* Begin GIVEN RECORDS *

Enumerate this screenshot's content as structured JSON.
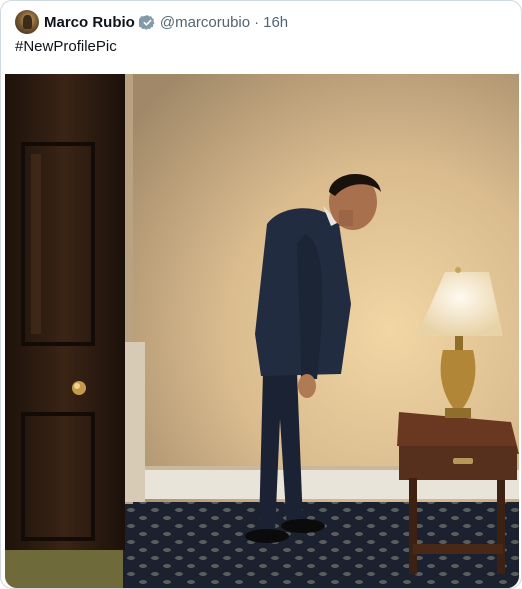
{
  "tweet": {
    "author_name": "Marco Rubio",
    "handle": "@marcorubio",
    "separator": "·",
    "time": "16h",
    "text": "#NewProfilePic",
    "verified_color": "#829aab"
  },
  "icons": {
    "avatar": "profile-avatar",
    "verified": "verified-badge-icon"
  }
}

* End GIVEN RECORDS *

INSTRUCTION:
Pictures appear in the records above. Output everything except them, exactly.

RESPONSE TO THIS TASK:
Enumerate this screenshot's content as structured JSON.
{
  "tweet": {
    "author_name": "Marco Rubio",
    "handle": "@marcorubio",
    "separator": "·",
    "time": "16h",
    "text": "#NewProfilePic",
    "verified_color": "#829aab"
  },
  "icons": {
    "avatar": "profile-avatar",
    "verified": "verified-badge-icon"
  }
}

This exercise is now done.